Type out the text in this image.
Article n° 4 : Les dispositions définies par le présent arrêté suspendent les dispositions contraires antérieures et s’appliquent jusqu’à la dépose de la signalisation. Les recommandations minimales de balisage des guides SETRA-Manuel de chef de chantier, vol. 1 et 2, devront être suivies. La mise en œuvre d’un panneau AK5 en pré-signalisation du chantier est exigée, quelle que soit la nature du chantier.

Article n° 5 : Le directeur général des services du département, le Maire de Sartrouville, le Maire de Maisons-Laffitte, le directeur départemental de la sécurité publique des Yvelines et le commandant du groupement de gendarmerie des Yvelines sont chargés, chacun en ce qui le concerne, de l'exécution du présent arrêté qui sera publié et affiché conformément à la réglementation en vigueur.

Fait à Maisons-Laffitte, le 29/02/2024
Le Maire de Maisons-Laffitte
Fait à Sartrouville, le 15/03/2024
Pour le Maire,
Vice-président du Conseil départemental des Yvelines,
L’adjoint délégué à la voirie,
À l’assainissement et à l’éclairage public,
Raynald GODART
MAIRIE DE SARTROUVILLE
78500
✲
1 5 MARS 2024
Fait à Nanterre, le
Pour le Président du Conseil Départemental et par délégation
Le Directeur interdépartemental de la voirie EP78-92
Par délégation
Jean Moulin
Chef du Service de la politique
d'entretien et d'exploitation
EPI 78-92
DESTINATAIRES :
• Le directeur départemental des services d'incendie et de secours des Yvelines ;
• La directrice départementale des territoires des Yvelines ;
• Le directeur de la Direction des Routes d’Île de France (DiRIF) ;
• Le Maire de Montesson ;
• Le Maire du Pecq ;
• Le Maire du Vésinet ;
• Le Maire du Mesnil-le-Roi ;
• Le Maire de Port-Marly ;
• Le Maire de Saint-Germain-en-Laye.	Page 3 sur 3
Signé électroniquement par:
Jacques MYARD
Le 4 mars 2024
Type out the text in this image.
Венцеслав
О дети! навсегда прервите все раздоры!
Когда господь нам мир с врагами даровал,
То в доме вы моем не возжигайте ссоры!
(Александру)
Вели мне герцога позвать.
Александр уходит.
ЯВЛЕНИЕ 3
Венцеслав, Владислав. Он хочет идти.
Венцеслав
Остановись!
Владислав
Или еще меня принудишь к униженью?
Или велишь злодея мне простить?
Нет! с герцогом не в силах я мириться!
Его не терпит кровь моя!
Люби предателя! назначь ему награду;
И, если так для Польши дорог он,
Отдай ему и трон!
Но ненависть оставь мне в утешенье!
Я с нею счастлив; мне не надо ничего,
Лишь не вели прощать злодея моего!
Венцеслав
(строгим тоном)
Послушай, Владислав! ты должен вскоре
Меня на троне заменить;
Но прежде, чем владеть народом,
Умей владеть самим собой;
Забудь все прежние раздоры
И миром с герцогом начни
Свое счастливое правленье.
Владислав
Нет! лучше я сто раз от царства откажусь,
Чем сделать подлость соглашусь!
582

Written problem:
Search the data for the word "Maisons" and copy each line where it appears.

Finished task:
Article n° 5 : Le directeur général des services du département, le Maire de Sartrouville, le Maire de Maisons-Laffitte, le directeur départemental de la sécurité publique des Yvelines et le commandant du groupement de gendarmerie des Yvelines sont chargés, chacun en ce qui le concerne, de l'exécution du présent arrêté qui sera publié et affiché conformément à la réglementation en vigueur.
Fait à Maisons-Laffitte, le 29/02/2024
Le Maire de Maisons-Laffitte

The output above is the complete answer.